◆ **OBJECTIVE**
Read the lines below. Copy out any that hold the string "table".

○ ○ ○ ○

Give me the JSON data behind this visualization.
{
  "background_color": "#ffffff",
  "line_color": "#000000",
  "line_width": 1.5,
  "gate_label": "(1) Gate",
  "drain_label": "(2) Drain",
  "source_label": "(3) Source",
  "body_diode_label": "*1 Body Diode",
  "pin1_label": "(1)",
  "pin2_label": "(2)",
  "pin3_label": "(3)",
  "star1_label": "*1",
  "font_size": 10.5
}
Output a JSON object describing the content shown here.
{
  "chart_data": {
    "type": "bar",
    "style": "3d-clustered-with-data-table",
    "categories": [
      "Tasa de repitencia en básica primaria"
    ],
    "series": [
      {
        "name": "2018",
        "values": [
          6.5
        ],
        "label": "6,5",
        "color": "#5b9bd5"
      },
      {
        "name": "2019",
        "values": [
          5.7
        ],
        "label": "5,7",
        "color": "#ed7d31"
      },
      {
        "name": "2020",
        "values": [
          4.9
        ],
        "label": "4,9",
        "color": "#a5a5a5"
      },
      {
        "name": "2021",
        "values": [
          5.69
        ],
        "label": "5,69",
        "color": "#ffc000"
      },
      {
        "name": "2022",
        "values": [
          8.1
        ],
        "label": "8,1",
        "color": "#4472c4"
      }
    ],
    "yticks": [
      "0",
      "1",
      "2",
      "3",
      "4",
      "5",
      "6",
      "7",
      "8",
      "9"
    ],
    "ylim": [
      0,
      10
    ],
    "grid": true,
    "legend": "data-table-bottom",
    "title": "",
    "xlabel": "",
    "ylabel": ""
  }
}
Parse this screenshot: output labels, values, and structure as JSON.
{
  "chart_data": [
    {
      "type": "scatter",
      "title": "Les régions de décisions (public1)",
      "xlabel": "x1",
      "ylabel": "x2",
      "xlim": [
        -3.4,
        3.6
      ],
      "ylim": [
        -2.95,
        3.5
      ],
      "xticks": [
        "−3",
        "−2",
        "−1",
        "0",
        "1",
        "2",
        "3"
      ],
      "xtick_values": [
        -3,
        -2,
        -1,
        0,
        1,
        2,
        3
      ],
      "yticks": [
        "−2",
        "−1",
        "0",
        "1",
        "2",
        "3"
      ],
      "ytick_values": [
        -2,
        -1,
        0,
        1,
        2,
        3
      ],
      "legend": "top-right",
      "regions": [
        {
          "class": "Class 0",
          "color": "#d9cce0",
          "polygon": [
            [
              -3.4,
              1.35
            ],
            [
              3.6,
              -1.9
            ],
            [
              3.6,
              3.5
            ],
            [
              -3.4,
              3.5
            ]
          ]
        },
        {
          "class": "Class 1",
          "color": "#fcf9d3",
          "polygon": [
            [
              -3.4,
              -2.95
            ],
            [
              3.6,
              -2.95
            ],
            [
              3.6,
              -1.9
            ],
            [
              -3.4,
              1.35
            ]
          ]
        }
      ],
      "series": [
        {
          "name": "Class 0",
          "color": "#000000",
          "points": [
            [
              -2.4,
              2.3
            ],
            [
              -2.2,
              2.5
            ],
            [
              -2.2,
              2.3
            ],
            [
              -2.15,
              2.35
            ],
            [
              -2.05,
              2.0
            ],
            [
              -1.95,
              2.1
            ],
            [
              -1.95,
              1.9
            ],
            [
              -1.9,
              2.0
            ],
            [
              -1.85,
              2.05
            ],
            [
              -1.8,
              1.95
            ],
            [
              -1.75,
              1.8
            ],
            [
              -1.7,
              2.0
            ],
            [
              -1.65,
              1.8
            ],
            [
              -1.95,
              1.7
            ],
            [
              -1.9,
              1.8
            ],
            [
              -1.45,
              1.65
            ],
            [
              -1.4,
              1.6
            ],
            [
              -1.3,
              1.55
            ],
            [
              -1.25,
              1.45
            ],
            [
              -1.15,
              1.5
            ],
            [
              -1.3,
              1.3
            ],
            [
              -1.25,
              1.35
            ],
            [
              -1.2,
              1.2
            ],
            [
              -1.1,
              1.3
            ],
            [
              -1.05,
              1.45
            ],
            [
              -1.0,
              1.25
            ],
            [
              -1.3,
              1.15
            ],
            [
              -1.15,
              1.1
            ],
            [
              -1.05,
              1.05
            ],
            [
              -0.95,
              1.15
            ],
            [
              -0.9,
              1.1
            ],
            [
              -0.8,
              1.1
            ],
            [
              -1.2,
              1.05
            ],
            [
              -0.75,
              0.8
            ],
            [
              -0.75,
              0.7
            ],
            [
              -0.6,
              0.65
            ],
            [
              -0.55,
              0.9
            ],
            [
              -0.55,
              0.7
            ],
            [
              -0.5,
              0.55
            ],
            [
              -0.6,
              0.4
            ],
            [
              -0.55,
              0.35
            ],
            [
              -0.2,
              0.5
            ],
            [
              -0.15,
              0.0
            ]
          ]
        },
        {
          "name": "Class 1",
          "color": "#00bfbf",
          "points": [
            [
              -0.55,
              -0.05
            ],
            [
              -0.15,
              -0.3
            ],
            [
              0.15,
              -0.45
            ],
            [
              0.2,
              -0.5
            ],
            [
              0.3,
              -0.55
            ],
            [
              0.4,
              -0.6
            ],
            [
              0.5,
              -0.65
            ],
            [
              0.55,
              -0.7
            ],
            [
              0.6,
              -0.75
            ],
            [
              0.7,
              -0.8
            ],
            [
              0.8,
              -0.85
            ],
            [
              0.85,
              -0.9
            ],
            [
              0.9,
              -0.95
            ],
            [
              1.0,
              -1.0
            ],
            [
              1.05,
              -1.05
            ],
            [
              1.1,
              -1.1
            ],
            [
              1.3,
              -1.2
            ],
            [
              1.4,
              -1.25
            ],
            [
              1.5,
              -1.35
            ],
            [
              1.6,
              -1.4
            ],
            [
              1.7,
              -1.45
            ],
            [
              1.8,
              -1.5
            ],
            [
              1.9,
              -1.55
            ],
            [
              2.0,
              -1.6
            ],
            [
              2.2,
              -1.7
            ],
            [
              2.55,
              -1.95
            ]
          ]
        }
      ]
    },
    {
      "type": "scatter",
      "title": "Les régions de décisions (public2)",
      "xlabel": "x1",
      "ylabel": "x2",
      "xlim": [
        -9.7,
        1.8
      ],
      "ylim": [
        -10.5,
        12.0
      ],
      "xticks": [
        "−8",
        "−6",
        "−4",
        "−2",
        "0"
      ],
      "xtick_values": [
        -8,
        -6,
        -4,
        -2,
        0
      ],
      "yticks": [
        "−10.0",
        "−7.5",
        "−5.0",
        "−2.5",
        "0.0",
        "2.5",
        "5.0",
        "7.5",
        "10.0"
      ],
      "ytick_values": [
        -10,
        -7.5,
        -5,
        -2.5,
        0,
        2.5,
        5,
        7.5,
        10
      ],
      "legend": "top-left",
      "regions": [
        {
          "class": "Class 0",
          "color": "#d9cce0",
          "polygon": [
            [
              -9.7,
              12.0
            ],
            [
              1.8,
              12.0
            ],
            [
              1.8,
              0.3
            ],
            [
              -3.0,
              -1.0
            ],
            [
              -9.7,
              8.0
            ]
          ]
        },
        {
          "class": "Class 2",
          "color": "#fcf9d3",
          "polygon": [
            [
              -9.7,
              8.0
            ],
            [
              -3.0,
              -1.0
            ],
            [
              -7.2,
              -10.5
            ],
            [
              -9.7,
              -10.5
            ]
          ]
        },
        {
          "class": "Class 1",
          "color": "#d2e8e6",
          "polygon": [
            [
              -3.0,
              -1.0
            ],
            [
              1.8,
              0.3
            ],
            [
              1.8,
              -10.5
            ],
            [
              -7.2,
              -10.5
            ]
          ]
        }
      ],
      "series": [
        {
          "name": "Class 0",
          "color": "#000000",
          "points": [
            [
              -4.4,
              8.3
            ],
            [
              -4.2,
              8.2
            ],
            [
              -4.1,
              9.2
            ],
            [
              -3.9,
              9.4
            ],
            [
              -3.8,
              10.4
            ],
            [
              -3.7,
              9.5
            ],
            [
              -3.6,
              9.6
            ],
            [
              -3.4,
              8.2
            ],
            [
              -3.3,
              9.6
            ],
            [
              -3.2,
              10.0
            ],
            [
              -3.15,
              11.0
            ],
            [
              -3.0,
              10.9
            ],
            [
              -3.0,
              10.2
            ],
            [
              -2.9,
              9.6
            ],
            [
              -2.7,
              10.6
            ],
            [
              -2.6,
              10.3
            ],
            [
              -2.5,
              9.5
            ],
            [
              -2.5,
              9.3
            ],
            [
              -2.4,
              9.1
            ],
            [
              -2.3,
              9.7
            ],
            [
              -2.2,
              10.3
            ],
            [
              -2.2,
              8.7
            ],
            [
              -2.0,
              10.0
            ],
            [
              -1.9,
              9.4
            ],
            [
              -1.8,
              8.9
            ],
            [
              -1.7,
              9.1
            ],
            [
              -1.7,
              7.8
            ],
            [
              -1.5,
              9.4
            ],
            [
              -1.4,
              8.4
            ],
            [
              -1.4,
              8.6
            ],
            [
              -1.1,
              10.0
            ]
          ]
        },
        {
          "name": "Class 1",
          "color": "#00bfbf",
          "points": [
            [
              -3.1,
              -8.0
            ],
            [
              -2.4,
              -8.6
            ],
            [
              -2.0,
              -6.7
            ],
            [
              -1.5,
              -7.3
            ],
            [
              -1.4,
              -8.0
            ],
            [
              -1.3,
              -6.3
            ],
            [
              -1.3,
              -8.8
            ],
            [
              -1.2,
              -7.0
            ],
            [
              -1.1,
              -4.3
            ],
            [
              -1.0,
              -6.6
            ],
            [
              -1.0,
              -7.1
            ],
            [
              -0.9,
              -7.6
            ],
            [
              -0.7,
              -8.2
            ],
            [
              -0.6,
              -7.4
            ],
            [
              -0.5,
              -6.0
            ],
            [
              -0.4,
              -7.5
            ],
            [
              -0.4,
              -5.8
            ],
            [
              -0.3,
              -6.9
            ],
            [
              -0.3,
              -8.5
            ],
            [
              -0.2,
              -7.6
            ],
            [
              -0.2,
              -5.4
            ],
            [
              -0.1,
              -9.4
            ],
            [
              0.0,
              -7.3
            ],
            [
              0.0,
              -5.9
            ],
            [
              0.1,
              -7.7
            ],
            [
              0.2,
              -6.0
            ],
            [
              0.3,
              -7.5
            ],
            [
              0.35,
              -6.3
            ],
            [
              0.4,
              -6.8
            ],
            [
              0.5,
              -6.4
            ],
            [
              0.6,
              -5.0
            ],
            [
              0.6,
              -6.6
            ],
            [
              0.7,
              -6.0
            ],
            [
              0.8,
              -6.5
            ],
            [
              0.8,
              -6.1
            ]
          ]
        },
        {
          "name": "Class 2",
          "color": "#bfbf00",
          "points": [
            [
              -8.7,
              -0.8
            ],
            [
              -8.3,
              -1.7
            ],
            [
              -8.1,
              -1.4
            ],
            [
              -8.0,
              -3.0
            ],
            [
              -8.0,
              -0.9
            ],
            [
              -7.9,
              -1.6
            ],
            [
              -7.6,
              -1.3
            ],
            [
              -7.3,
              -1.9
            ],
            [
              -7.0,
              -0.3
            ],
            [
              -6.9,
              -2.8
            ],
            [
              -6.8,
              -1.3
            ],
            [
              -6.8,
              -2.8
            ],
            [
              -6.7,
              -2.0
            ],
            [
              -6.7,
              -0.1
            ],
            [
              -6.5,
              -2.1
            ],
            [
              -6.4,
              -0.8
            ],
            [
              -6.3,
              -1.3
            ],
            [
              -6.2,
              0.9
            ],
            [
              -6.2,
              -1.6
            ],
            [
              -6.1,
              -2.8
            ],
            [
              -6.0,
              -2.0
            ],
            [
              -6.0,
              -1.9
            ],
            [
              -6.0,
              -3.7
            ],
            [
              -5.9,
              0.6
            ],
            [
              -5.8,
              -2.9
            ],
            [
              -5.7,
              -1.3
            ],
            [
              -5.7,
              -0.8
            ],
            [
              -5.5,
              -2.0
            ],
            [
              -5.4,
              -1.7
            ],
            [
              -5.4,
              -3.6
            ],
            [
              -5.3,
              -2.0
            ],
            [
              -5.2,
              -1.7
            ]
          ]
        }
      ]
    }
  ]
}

○ ○ ○ ○

◆ **RESULT FOR THIS TASK**
    "style": "3d-clustered-with-data-table",
    "legend": "data-table-bottom",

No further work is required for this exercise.